**Excerpted records:**
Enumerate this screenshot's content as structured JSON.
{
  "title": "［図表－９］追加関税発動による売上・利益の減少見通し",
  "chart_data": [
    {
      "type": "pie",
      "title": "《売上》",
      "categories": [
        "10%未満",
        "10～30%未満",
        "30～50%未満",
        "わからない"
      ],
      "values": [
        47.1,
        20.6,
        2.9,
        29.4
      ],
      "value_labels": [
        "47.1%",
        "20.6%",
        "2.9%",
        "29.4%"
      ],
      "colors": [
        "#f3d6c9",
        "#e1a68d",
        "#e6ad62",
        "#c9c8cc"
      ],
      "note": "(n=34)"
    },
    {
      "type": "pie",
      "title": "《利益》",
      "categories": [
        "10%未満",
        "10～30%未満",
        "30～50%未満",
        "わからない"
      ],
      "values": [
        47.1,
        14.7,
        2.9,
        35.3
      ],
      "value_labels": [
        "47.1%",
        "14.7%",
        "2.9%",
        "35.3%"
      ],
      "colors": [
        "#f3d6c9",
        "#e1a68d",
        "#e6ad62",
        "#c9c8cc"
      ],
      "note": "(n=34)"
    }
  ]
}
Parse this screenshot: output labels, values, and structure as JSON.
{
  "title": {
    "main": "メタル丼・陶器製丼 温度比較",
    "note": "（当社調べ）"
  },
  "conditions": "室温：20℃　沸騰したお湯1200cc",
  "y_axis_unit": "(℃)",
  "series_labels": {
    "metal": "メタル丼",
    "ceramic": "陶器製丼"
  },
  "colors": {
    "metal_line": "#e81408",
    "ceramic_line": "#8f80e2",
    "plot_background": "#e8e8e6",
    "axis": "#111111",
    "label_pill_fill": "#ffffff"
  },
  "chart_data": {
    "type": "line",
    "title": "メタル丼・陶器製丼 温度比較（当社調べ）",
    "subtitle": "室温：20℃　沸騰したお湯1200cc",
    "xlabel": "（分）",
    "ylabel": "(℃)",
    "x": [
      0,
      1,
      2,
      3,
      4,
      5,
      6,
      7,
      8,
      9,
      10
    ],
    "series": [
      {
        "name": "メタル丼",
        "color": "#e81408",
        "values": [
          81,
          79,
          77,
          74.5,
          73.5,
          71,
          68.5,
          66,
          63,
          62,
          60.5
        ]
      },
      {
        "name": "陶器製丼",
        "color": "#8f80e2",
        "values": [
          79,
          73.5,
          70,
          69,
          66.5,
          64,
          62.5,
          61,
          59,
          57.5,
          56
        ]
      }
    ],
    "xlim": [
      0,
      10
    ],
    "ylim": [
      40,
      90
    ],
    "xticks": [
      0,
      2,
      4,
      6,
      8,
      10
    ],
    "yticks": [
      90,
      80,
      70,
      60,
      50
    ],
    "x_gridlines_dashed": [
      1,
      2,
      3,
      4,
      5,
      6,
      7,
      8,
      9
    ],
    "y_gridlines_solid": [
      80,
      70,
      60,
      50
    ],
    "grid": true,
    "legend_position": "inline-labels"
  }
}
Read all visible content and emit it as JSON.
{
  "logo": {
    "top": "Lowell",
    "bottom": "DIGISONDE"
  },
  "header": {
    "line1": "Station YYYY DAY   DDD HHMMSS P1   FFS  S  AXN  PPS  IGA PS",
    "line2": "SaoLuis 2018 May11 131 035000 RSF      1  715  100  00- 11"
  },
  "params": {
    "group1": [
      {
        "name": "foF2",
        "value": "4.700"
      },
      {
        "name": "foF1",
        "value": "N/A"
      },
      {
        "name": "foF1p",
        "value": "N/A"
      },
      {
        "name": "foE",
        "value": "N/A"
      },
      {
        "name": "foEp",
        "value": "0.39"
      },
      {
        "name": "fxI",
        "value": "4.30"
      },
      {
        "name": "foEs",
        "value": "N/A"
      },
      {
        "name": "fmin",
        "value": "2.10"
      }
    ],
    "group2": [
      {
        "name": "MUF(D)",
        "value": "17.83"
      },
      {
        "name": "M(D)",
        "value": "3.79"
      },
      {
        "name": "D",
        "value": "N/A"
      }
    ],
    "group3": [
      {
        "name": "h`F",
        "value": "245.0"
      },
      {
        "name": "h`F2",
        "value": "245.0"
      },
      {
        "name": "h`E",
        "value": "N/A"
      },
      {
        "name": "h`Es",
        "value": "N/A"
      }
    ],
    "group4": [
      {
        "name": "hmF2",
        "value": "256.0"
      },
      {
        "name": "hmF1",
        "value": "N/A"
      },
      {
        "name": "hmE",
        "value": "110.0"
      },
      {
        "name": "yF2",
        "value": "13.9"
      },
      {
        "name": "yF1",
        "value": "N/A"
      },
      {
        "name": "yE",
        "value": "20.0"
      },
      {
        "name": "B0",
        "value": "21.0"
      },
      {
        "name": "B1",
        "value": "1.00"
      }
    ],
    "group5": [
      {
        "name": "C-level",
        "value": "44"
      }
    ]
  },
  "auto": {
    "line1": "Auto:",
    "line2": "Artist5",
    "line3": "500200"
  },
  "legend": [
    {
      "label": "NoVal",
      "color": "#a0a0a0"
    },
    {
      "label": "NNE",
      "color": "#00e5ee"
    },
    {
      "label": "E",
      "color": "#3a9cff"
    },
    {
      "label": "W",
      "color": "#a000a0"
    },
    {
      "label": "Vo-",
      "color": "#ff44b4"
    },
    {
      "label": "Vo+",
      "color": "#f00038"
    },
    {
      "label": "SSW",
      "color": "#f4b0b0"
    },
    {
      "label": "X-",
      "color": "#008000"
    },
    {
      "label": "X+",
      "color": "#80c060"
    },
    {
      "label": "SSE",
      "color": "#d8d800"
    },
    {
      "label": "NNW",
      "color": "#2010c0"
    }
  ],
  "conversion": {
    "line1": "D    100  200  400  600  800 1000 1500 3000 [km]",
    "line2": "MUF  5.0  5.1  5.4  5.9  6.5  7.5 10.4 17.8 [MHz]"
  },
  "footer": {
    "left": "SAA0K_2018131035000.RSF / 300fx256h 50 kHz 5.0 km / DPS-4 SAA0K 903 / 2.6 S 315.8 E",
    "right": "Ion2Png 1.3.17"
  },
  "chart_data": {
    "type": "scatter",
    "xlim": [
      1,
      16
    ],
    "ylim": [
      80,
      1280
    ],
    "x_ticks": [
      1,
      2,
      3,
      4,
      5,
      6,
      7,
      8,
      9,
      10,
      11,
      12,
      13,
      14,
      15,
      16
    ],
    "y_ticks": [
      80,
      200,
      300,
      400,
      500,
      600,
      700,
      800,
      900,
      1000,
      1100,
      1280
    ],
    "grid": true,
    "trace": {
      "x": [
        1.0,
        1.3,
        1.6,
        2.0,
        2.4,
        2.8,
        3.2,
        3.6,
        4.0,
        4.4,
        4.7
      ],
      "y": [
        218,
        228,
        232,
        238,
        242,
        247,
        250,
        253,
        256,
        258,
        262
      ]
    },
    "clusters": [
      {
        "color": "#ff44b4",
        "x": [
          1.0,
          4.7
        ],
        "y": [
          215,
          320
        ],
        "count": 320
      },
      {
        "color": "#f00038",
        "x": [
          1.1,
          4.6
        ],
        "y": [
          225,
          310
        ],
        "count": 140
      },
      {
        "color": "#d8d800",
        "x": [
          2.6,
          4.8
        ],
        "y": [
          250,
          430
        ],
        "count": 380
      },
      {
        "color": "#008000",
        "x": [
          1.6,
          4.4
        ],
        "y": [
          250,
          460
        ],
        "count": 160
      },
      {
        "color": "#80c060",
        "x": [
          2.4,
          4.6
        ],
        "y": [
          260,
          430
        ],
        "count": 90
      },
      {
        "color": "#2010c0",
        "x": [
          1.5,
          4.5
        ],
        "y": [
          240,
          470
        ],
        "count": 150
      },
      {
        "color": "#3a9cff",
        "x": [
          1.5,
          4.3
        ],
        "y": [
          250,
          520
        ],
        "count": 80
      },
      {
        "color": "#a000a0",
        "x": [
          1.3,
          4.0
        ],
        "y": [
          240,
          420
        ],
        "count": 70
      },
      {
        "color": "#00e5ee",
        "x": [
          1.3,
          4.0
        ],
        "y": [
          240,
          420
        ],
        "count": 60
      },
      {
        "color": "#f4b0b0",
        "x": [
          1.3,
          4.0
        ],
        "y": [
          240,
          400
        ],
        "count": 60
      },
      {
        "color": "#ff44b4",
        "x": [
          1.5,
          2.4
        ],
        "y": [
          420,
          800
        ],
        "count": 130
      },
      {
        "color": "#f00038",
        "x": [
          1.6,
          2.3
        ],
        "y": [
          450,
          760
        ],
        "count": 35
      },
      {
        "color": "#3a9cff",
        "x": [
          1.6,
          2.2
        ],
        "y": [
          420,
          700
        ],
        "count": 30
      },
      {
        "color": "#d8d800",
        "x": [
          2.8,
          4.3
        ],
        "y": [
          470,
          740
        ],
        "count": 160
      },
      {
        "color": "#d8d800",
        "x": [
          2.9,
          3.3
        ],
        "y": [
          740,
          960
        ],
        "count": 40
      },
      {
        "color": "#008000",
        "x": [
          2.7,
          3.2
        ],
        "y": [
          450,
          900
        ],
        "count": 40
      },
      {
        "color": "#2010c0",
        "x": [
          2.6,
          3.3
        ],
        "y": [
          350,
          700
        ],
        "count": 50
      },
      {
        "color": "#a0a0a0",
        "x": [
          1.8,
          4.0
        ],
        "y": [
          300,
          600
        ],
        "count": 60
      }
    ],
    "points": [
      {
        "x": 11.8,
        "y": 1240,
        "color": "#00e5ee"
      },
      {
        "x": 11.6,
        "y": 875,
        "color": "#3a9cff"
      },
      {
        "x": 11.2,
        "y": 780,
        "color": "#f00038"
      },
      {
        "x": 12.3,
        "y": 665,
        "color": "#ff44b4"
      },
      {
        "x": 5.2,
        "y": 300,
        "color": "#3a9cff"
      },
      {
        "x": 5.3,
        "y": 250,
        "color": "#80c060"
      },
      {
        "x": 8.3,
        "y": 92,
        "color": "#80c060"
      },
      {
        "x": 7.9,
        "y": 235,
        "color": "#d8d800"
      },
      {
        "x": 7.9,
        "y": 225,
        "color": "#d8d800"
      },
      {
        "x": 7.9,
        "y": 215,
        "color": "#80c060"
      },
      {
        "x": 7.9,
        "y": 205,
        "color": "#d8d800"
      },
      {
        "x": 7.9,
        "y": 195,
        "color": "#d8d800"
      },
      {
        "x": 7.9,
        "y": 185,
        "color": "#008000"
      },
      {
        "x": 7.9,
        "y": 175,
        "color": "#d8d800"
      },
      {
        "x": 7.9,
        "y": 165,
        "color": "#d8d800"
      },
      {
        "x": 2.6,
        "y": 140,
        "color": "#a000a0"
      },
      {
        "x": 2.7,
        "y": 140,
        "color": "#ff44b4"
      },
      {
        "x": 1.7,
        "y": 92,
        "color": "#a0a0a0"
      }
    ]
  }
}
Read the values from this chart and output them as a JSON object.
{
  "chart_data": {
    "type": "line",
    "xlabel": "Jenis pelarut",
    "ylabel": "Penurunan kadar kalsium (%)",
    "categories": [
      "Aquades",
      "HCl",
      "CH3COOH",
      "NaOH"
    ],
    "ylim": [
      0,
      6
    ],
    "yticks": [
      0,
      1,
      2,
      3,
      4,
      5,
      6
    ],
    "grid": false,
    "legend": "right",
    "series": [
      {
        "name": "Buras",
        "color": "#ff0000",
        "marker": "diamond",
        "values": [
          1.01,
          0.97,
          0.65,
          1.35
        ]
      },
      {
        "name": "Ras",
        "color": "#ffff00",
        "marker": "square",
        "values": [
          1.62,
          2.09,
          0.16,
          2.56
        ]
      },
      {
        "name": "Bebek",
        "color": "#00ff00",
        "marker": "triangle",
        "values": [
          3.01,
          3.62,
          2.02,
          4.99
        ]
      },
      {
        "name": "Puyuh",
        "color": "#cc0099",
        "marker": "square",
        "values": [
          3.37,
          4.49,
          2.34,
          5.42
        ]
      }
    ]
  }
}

**Exercise task:** Among the lines of the data above, count those holding "Read" and state only the number.

**Task output:** 2